> [Document passage]:
....

Google Groups no longer supports new Usenet posts or subscriptions. Historical content remains viewable.
Dismiss

How best to build a recursive class?

101 views
Skip to first unread message

K. Frank

unread,
Feb 17, 2017, 8:41:40 PM2/17/17
to
Hello Group!

I desire a recursive class. Is something like the following
a good way to go?

struct RecursiveClass {
RecursiveClass (unsigned n) : n_(n), rc_((n_) ? new RecursiveClass(n-1) : nullptr) {}
unsigned n_;
std::unique_ptr<RecursiveClass> rc_;
unsigned val() { return (n_) ? rc_->val() + n_ : 0; }
};

This was about the best I could think of, but the initialization
of rc_ looks a bit cumbersome.

(Just to make the example a little less vacuous, I made
the class return "triangle numbers" via the member function
val().)

(By the way, is this a correct and sensible use of unique_ptr?)

Note, n is to be determined at run time, not compile time, so
I did not pursue a template approach, such as:

template<unsigned N> struct RecursiveClass {
RecursiveClass<N-1> rc_;
unsigned val() { return rc_.val() + N; }
};

template<> struct RecursiveClass<0> {
unsigned val() { return 0; }
};

Am I right that the template-class approach cannot be
made to work with run-time n (N in the template example)?


Thanks for any ideas.


K. Frank

Chris Vine

unread,
Feb 18, 2017, 5:51:41 AM2/18/17
to
The classic example of compile time recursion is std::tuple, which you
might find instructive to have a look at. tuples are normally
implemented using recursive inheritance, something like:

template <class Head, class... Tail>
class Tuple<Head, Tail...>: private Tuple<Tail...> {
Head elt;
public:
...
};

with a specialization:

template <> struct Tuple<> { ... };

which ends recursion. I think most people go through the business of
writing their own tuple implementation at some point in their lives for
pedagogical purposes (and to learn how variadic templates work).

This is of course doing different things from your RecursiveClass.
A tuple keeps values via this recursive inheritance which can be
accessed individually by a get function such as std::get(), which would
traverse the inheritance graph. Yours provides an accessor which sums
all the values.

You are right that at compile time the size of the tuple and the types
for which it is instantiated must be known. It is part of the
tuple's type.

As regards your non-templated RecursiveClass, your use of
std::unique_ptr looks OK. If your compiler supports C++17, as an
alternative you could try std::optional, which I have never used. If
this implementation is a toy for fun, then it looks OK but in practice
to keep a collection of unsigned ints of a size determined at run time I
would use std::vector, which would be much more flexible because it
would not restrict you to summing the elements - std::accumulate can
fold over the container to do whatever you want. std::forward_list
would be a more exact container replacement for your implementation, but
be much less efficient for keeping unsigned ints.

....

> [Source material]:
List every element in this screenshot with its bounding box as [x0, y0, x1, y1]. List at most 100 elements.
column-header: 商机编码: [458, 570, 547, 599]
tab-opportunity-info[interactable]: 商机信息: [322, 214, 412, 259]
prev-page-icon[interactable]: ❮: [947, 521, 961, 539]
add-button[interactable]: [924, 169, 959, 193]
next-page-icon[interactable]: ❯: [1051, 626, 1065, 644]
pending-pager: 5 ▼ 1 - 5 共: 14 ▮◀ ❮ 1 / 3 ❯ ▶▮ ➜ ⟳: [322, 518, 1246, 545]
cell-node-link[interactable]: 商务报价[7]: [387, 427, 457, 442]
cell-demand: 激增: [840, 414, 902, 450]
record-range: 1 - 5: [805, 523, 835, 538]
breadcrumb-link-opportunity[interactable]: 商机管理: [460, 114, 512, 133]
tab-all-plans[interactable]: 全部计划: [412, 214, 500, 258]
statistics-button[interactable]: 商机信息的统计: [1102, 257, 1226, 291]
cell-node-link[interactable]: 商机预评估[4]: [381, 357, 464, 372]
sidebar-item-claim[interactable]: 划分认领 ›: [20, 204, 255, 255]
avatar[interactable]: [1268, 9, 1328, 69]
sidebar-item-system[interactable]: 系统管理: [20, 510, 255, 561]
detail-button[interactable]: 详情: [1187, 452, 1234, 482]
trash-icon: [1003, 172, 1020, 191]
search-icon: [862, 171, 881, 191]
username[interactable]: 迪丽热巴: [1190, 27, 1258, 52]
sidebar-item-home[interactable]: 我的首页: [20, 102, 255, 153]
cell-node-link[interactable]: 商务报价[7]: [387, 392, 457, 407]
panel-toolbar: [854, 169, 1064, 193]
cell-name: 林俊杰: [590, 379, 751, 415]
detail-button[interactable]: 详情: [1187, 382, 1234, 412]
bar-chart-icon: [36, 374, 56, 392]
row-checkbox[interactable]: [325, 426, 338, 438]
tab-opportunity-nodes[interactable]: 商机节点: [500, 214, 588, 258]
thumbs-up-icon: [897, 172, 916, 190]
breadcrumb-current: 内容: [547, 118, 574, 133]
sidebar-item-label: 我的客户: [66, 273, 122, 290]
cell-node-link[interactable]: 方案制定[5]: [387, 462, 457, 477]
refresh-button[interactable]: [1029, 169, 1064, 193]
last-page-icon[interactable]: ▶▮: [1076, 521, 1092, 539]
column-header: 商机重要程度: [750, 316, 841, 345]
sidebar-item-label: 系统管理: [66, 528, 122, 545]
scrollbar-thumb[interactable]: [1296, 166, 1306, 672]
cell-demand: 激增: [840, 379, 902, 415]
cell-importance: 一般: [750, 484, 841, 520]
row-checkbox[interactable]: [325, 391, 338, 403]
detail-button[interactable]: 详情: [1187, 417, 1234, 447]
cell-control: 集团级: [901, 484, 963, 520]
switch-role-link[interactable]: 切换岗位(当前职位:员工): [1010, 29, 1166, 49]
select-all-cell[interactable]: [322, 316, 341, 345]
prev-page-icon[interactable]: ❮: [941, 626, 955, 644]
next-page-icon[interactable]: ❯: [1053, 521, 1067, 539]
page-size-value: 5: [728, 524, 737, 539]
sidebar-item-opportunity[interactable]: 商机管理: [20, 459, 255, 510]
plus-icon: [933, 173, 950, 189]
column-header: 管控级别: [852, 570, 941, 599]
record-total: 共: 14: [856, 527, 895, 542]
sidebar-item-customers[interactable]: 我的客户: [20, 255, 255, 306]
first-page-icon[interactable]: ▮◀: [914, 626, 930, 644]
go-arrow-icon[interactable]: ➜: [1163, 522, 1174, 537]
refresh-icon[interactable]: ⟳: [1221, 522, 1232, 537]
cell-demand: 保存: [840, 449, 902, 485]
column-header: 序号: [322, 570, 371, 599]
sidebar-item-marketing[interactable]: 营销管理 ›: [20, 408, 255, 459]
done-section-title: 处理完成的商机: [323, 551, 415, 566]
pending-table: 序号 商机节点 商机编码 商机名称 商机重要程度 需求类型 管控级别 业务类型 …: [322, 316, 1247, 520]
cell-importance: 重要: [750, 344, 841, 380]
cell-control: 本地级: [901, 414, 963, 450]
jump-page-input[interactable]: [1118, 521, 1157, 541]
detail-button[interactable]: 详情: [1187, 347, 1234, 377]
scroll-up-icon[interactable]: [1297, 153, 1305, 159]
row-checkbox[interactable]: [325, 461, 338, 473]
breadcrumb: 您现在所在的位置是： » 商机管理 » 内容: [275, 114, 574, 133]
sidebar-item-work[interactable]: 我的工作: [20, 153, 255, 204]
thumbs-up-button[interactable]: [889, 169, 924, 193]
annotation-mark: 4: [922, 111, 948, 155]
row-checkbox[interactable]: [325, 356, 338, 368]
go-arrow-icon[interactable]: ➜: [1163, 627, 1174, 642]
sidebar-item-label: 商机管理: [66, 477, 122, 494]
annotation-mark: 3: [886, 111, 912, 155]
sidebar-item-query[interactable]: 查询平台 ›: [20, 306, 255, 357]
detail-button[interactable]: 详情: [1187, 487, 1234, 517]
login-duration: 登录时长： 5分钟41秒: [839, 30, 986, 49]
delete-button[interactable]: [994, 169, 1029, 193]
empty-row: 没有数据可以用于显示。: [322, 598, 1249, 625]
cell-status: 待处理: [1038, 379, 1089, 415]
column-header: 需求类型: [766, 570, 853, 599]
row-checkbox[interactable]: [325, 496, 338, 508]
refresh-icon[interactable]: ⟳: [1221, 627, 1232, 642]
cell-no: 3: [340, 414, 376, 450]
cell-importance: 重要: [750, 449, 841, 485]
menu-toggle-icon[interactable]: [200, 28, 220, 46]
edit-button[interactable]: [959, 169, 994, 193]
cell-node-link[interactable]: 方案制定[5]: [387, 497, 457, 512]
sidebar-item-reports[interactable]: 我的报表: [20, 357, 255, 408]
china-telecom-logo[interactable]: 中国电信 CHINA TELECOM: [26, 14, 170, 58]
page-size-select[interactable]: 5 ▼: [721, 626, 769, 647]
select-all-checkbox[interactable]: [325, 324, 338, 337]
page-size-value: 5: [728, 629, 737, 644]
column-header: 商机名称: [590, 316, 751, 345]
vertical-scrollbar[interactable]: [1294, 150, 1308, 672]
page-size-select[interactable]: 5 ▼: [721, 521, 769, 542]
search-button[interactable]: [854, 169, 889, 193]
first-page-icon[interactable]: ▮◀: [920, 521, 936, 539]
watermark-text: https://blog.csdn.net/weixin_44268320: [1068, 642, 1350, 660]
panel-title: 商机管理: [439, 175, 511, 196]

....

> [What to do]: Reproduce the discussion thread word for word, between "(Just to make" and "use of unique_ptr?)", inclusive.

> [Completed task]:
(Just to make the example a little less vacuous, I made
the class return "triangle numbers" via the member function
val().)

(By the way, is this a correct and sensible use of unique_ptr?)